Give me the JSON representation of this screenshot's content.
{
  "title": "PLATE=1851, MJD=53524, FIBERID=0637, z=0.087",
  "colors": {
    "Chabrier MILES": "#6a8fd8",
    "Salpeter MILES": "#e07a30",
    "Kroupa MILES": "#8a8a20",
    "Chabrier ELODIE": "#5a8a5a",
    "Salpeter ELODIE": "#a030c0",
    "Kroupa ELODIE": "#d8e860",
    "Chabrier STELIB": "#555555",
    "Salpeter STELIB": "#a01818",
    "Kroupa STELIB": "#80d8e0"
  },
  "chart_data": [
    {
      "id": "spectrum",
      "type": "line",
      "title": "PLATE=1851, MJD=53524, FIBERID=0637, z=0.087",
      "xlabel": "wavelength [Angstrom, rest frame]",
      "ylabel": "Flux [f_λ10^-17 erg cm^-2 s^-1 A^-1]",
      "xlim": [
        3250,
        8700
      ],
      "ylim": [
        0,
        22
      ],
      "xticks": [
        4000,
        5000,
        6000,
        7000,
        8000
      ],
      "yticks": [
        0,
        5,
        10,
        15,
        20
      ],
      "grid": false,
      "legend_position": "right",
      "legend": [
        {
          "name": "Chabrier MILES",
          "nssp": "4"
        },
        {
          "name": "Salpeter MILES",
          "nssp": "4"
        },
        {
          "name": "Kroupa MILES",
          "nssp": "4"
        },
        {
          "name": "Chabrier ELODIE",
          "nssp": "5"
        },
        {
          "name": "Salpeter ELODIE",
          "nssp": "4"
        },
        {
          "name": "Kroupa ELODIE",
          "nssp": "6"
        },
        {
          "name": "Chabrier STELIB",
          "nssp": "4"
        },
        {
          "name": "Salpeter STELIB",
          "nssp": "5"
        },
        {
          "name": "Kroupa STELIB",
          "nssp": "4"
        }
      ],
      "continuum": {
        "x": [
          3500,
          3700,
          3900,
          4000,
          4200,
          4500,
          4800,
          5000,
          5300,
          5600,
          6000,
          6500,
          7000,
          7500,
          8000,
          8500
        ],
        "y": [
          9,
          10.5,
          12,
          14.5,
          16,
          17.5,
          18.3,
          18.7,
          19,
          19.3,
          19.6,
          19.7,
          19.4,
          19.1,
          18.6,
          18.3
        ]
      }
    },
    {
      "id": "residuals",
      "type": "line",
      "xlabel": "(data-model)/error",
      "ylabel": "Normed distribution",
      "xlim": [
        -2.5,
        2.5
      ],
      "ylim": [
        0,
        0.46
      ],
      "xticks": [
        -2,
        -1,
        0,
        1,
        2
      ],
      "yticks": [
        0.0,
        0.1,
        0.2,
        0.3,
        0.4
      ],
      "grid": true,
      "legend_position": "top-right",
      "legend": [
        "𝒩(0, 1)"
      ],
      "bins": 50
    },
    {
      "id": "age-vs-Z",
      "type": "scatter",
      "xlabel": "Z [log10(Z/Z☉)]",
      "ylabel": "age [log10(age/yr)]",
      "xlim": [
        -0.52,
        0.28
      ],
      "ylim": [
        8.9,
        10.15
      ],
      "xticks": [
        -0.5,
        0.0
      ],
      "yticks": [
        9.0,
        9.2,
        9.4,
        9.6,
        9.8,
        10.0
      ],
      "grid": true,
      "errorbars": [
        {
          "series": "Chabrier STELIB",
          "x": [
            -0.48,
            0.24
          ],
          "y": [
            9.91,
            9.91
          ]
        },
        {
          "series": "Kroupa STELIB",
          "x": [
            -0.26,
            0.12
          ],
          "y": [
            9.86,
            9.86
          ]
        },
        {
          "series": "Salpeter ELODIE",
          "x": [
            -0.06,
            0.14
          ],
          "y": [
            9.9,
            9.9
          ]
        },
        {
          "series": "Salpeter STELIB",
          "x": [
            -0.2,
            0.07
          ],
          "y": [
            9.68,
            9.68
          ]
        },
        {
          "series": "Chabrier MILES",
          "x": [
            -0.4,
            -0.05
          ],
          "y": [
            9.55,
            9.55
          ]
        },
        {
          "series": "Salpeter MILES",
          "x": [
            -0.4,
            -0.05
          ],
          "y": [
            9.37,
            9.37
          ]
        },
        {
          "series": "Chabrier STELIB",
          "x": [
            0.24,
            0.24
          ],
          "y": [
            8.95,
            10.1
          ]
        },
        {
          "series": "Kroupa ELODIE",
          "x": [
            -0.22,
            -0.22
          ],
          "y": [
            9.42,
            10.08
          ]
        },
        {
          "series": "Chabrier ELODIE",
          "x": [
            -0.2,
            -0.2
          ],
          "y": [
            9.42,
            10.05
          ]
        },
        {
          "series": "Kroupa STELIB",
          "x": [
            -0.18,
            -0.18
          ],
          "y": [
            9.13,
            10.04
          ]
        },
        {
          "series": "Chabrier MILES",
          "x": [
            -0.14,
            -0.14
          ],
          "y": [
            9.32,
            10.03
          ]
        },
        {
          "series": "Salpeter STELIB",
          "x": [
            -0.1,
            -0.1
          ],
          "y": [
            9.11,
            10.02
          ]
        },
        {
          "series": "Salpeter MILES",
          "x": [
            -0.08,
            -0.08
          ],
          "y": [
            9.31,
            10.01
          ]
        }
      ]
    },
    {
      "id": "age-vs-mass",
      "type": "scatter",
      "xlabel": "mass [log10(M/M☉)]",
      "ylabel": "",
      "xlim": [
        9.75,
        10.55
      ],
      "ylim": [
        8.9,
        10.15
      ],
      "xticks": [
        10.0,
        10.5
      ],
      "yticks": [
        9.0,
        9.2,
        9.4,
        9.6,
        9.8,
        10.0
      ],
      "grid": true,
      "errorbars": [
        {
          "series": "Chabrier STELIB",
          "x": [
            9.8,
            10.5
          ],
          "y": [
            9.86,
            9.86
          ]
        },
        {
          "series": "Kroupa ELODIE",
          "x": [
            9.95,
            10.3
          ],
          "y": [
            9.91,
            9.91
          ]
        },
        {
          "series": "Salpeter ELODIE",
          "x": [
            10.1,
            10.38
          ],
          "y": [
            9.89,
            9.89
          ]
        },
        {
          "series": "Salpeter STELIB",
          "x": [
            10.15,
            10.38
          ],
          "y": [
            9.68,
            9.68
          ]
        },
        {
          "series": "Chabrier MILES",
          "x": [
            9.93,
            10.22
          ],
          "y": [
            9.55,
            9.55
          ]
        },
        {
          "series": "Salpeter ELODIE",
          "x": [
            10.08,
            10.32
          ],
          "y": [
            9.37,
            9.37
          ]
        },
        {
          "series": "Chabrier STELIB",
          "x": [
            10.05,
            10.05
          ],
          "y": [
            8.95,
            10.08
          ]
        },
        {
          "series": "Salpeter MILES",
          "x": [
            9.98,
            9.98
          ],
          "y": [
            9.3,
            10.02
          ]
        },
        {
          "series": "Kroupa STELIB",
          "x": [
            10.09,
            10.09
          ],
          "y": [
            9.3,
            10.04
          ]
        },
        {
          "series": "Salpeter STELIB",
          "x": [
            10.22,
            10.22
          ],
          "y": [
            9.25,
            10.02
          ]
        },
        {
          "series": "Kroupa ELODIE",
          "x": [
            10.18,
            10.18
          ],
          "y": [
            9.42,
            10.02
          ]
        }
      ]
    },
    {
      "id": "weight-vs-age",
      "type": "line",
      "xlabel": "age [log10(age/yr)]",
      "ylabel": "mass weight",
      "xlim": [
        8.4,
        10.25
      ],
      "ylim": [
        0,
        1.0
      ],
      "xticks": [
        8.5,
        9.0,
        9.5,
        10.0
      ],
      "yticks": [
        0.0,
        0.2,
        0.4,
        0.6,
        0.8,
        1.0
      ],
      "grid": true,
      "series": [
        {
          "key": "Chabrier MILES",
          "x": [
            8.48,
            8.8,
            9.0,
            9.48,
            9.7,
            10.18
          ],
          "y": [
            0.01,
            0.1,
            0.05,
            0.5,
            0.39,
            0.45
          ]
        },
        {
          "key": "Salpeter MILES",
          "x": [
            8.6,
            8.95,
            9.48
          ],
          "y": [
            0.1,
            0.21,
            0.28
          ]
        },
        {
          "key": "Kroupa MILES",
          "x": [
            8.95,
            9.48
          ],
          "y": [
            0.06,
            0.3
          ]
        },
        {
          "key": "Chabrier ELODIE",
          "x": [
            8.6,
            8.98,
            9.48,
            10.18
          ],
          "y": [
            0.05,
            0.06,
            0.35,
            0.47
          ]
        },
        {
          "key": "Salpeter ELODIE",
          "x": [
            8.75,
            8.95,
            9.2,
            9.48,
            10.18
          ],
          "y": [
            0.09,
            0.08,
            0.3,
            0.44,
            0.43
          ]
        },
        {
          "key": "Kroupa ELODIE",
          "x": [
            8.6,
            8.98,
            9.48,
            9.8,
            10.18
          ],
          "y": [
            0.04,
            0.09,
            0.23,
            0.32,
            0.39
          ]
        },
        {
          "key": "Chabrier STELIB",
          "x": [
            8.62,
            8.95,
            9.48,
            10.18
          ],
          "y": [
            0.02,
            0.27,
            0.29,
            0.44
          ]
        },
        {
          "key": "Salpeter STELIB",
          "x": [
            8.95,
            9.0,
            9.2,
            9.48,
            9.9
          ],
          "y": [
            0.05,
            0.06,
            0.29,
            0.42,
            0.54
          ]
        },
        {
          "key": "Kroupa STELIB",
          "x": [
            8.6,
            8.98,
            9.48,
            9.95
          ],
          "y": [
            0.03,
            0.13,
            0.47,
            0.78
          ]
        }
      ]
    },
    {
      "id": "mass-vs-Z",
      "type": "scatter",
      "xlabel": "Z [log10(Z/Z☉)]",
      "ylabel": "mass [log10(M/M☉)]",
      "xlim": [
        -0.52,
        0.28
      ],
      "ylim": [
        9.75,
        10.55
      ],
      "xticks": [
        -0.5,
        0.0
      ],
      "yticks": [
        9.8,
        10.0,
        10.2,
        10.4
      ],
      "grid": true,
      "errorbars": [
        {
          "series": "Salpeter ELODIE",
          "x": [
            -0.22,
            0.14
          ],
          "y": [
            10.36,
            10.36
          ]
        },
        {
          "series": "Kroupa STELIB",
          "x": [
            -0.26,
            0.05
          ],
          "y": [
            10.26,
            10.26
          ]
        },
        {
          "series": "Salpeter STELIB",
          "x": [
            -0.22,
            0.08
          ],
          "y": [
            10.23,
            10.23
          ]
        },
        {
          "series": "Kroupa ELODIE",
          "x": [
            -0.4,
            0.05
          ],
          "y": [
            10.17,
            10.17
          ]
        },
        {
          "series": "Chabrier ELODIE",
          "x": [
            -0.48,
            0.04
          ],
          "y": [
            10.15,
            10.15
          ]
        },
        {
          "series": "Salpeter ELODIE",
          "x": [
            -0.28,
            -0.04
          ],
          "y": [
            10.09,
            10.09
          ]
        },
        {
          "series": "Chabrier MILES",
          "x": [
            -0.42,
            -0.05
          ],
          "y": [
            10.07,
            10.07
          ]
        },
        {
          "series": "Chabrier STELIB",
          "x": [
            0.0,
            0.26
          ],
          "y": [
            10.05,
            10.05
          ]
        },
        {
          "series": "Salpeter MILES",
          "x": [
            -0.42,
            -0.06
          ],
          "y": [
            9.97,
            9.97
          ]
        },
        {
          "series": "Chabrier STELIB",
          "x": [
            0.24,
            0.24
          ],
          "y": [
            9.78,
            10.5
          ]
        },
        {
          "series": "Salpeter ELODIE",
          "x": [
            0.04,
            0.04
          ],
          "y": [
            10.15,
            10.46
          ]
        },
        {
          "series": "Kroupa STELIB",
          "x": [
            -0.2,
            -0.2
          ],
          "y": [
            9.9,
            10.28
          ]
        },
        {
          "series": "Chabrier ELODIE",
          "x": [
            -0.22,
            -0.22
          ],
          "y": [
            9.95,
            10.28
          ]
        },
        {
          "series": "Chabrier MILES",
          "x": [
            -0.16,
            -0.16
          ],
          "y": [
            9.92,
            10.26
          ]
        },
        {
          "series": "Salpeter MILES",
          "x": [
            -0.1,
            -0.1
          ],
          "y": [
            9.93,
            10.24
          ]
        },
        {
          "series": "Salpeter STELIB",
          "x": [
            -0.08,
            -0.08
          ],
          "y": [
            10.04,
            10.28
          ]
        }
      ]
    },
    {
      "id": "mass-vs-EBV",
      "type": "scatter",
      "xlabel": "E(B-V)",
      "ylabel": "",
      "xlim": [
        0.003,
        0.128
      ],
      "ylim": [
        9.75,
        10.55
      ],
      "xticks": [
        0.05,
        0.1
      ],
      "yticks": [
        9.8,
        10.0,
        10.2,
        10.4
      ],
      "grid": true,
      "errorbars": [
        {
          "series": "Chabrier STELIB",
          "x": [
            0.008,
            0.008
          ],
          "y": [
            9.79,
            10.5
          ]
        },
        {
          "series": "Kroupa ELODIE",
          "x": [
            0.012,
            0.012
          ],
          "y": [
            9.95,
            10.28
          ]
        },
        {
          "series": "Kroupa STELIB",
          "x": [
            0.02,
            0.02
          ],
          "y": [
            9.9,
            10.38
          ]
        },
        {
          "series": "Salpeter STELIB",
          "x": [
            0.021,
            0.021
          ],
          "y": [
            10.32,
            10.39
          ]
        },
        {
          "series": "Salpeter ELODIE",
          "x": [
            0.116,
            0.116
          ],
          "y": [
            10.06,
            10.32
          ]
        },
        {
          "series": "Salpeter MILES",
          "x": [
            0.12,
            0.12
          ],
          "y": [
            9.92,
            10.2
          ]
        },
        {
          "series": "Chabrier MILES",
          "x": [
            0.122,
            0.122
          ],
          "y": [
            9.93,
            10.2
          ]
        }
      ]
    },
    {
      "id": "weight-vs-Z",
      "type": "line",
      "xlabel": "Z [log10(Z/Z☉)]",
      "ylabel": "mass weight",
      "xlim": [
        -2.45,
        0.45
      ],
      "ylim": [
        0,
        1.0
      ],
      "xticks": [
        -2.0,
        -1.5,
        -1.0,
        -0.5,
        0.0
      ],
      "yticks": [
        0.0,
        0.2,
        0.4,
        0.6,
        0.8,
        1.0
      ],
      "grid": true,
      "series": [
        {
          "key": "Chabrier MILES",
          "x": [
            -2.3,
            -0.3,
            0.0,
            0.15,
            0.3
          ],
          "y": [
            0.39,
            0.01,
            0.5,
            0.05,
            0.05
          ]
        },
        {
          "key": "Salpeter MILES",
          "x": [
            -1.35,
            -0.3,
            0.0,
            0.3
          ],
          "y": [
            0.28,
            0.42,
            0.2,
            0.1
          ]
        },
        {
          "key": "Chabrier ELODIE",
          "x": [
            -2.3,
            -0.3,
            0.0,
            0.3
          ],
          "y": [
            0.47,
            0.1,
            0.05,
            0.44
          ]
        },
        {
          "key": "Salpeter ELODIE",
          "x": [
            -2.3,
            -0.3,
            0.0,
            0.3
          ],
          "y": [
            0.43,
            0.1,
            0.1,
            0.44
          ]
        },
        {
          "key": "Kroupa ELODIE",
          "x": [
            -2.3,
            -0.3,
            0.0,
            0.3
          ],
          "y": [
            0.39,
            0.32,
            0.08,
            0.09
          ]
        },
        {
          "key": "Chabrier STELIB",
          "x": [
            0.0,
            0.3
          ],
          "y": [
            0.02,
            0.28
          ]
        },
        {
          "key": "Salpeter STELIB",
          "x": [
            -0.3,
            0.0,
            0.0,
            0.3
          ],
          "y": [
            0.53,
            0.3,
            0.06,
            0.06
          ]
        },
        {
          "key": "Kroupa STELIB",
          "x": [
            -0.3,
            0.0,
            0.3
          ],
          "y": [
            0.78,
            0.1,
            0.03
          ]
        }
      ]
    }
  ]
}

§ **What is being asked**: Show the lines of the data that hold the word "ylabel".

§ **Completed exercise**:
      "ylabel": "Flux [f_λ10^-17 erg cm^-2 s^-1 A^-1]",
      "ylabel": "Normed distribution",
      "ylabel": "age [log10(age/yr)]",
      "ylabel": "",
      "ylabel": "mass weight",
      "ylabel": "mass [log10(M/M☉)]",
      "ylabel": "",
      "ylabel": "mass weight",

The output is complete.